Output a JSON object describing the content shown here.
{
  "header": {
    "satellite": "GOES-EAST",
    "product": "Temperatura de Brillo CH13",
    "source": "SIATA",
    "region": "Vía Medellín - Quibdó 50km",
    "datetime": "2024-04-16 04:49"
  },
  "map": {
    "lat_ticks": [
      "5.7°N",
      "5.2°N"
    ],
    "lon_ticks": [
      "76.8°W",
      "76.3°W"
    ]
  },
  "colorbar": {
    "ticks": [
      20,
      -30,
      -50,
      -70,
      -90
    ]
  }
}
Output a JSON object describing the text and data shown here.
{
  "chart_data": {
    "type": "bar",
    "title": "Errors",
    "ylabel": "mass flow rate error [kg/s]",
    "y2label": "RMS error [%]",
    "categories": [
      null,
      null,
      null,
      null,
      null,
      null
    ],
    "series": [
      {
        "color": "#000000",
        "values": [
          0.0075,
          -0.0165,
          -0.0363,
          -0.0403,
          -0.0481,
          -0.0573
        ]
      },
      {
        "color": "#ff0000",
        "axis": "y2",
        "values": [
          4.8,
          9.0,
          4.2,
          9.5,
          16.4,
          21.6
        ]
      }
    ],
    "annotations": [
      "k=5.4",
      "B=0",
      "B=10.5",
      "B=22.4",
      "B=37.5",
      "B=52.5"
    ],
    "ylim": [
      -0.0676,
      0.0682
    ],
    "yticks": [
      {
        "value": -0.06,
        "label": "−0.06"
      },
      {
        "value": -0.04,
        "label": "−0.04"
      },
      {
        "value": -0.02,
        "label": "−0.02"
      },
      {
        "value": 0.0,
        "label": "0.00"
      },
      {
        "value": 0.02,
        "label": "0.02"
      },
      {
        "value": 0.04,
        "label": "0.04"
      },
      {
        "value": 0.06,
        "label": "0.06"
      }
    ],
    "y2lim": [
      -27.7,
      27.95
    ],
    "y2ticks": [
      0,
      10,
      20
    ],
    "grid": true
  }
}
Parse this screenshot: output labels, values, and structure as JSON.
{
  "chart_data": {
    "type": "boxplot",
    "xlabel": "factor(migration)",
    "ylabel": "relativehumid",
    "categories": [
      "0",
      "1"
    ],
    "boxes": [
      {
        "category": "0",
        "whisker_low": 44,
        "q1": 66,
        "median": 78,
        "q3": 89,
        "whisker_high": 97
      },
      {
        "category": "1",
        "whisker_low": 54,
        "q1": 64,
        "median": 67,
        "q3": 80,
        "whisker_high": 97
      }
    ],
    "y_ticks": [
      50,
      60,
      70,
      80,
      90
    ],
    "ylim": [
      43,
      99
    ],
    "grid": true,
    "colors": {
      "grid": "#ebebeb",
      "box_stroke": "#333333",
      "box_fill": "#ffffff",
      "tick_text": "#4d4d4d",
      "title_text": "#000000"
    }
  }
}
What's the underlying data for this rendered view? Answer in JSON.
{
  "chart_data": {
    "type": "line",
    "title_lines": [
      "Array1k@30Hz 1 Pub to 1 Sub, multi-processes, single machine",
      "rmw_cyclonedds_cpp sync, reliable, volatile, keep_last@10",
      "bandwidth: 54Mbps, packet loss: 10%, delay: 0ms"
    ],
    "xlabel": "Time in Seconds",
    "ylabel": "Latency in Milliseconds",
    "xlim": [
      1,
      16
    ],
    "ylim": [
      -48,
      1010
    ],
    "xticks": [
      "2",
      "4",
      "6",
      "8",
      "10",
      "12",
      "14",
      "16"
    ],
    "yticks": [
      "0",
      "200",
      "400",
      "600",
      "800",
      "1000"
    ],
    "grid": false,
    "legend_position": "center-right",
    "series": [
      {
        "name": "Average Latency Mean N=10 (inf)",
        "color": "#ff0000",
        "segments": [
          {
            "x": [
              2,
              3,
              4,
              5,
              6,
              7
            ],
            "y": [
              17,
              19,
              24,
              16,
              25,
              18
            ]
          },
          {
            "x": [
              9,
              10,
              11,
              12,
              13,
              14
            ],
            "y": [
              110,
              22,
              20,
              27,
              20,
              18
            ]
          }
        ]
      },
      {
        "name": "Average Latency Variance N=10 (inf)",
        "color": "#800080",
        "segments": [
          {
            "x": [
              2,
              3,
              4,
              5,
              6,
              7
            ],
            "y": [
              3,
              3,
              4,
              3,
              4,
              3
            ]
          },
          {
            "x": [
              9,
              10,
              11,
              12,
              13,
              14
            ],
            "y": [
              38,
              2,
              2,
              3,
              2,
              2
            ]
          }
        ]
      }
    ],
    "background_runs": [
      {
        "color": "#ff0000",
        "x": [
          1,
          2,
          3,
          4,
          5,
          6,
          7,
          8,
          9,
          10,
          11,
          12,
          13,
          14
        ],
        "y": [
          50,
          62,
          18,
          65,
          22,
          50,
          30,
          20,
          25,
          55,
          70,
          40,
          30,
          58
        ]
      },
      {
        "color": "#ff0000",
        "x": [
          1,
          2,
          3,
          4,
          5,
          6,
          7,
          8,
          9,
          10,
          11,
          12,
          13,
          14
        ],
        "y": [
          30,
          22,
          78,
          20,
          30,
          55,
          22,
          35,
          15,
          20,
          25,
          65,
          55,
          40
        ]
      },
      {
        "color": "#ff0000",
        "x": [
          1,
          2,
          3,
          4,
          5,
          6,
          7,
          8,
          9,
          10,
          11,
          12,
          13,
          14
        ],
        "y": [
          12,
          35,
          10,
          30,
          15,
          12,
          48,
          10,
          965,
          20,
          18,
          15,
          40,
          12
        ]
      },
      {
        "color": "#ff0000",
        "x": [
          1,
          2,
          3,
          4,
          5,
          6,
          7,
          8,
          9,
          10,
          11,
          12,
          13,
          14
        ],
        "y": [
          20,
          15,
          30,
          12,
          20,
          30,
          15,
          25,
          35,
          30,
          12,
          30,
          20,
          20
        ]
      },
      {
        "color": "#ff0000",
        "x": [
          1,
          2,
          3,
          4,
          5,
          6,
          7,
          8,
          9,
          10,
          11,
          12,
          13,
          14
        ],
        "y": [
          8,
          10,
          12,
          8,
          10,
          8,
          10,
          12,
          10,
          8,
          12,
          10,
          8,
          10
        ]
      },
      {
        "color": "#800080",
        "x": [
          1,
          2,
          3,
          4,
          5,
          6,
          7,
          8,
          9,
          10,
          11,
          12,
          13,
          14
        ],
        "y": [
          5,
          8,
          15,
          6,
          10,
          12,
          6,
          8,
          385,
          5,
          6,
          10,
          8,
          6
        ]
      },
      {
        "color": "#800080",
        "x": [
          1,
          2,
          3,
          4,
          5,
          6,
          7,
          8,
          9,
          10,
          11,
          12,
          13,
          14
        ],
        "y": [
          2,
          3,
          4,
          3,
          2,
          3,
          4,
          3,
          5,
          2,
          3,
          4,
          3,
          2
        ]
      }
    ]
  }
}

┄┄┄┄┄┄┄┄┄┄┄┄┄┄┄┄┄┄┄┄

SHORT EXERCISE: Write the data from above out again, exactly.

RESPONSE:
Output a JSON object describing the content shown here.
{
  "header": {
    "satellite": "GOES-EAST",
    "product": "Temperatura de Brillo CH13",
    "source": "SIATA",
    "region": "Vía Medellín - Quibdó 50km",
    "datetime": "2024-04-16 04:49"
  },
  "map": {
    "lat_ticks": [
      "5.7°N",
      "5.2°N"
    ],
    "lon_ticks": [
      "76.8°W",
      "76.3°W"
    ]
  },
  "colorbar": {
    "ticks": [
      20,
      -30,
      -50,
      -70,
      -90
    ]
  }
}
Output a JSON object describing the text and data shown here.
{
  "chart_data": {
    "type": "bar",
    "title": "Errors",
    "ylabel": "mass flow rate error [kg/s]",
    "y2label": "RMS error [%]",
    "categories": [
      null,
      null,
      null,
      null,
      null,
      null
    ],
    "series": [
      {
        "color": "#000000",
        "values": [
          0.0075,
          -0.0165,
          -0.0363,
          -0.0403,
          -0.0481,
          -0.0573
        ]
      },
      {
        "color": "#ff0000",
        "axis": "y2",
        "values": [
          4.8,
          9.0,
          4.2,
          9.5,
          16.4,
          21.6
        ]
      }
    ],
    "annotations": [
      "k=5.4",
      "B=0",
      "B=10.5",
      "B=22.4",
      "B=37.5",
      "B=52.5"
    ],
    "ylim": [
      -0.0676,
      0.0682
    ],
    "yticks": [
      {
        "value": -0.06,
        "label": "−0.06"
      },
      {
        "value": -0.04,
        "label": "−0.04"
      },
      {
        "value": -0.02,
        "label": "−0.02"
      },
      {
        "value": 0.0,
        "label": "0.00"
      },
      {
        "value": 0.02,
        "label": "0.02"
      },
      {
        "value": 0.04,
        "label": "0.04"
      },
      {
        "value": 0.06,
        "label": "0.06"
      }
    ],
    "y2lim": [
      -27.7,
      27.95
    ],
    "y2ticks": [
      0,
      10,
      20
    ],
    "grid": true
  }
}
Parse this screenshot: output labels, values, and structure as JSON.
{
  "chart_data": {
    "type": "boxplot",
    "xlabel": "factor(migration)",
    "ylabel": "relativehumid",
    "categories": [
      "0",
      "1"
    ],
    "boxes": [
      {
        "category": "0",
        "whisker_low": 44,
        "q1": 66,
        "median": 78,
        "q3": 89,
        "whisker_high": 97
      },
      {
        "category": "1",
        "whisker_low": 54,
        "q1": 64,
        "median": 67,
        "q3": 80,
        "whisker_high": 97
      }
    ],
    "y_ticks": [
      50,
      60,
      70,
      80,
      90
    ],
    "ylim": [
      43,
      99
    ],
    "grid": true,
    "colors": {
      "grid": "#ebebeb",
      "box_stroke": "#333333",
      "box_fill": "#ffffff",
      "tick_text": "#4d4d4d",
      "title_text": "#000000"
    }
  }
}
What's the underlying data for this rendered view? Answer in JSON.
{
  "chart_data": {
    "type": "line",
    "title_lines": [
      "Array1k@30Hz 1 Pub to 1 Sub, multi-processes, single machine",
      "rmw_cyclonedds_cpp sync, reliable, volatile, keep_last@10",
      "bandwidth: 54Mbps, packet loss: 10%, delay: 0ms"
    ],
    "xlabel": "Time in Seconds",
    "ylabel": "Latency in Milliseconds",
    "xlim": [
      1,
      16
    ],
    "ylim": [
      -48,
      1010
    ],
    "xticks": [
      "2",
      "4",
      "6",
      "8",
      "10",
      "12",
      "14",
      "16"
    ],
    "yticks": [
      "0",
      "200",
      "400",
      "600",
      "800",
      "1000"
    ],
    "grid": false,
    "legend_position": "center-right",
    "series": [
      {
        "name": "Average Latency Mean N=10 (inf)",
        "color": "#ff0000",
        "segments": [
          {
            "x": [
              2,
              3,
              4,
              5,
              6,
              7
            ],
            "y": [
              17,
              19,
              24,
              16,
              25,
              18
            ]
          },
          {
            "x": [
              9,
              10,
              11,
              12,
              13,
              14
            ],
            "y": [
              110,
              22,
              20,
              27,
              20,
              18
            ]
          }
        ]
      },
      {
        "name": "Average Latency Variance N=10 (inf)",
        "color": "#800080",
        "segments": [
          {
            "x": [
              2,
              3,
              4,
              5,
              6,
              7
            ],
            "y": [
              3,
              3,
              4,
              3,
              4,
              3
            ]
          },
          {
            "x": [
              9,
              10,
              11,
              12,
              13,
              14
            ],
            "y": [
              38,
              2,
              2,
              3,
              2,
              2
            ]
          }
        ]
      }
    ],
    "background_runs": [
      {
        "color": "#ff0000",
        "x": [
          1,
          2,
          3,
          4,
          5,
          6,
          7,
          8,
          9,
          10,
          11,
          12,
          13,
          14
        ],
        "y": [
          50,
          62,
          18,
          65,
          22,
          50,
          30,
          20,
          25,
          55,
          70,
          40,
          30,
          58
        ]
      },
      {
        "color": "#ff0000",
        "x": [
          1,
          2,
          3,
          4,
          5,
          6,
          7,
          8,
          9,
          10,
          11,
          12,
          13,
          14
        ],
        "y": [
          30,
          22,
          78,
          20,
          30,
          55,
          22,
          35,
          15,
          20,
          25,
          65,
          55,
          40
        ]
      },
      {
        "color": "#ff0000",
        "x": [
          1,
          2,
          3,
          4,
          5,
          6,
          7,
          8,
          9,
          10,
          11,
          12,
          13,
          14
        ],
        "y": [
          12,
          35,
          10,
          30,
          15,
          12,
          48,
          10,
          965,
          20,
          18,
          15,
          40,
          12
        ]
      },
      {
        "color": "#ff0000",
        "x": [
          1,
          2,
          3,
          4,
          5,
          6,
          7,
          8,
          9,
          10,
          11,
          12,
          13,
          14
        ],
        "y": [
          20,
          15,
          30,
          12,
          20,
          30,
          15,
          25,
          35,
          30,
          12,
          30,
          20,
          20
        ]
      },
      {
        "color": "#ff0000",
        "x": [
          1,
          2,
          3,
          4,
          5,
          6,
          7,
          8,
          9,
          10,
          11,
          12,
          13,
          14
        ],
        "y": [
          8,
          10,
          12,
          8,
          10,
          8,
          10,
          12,
          10,
          8,
          12,
          10,
          8,
          10
        ]
      },
      {
        "color": "#800080",
        "x": [
          1,
          2,
          3,
          4,
          5,
          6,
          7,
          8,
          9,
          10,
          11,
          12,
          13,
          14
        ],
        "y": [
          5,
          8,
          15,
          6,
          10,
          12,
          6,
          8,
          385,
          5,
          6,
          10,
          8,
          6
        ]
      },
      {
        "color": "#800080",
        "x": [
          1,
          2,
          3,
          4,
          5,
          6,
          7,
          8,
          9,
          10,
          11,
          12,
          13,
          14
        ],
        "y": [
          2,
          3,
          4,
          3,
          2,
          3,
          4,
          3,
          5,
          2,
          3,
          4,
          3,
          2
        ]
      }
    ]
  }
}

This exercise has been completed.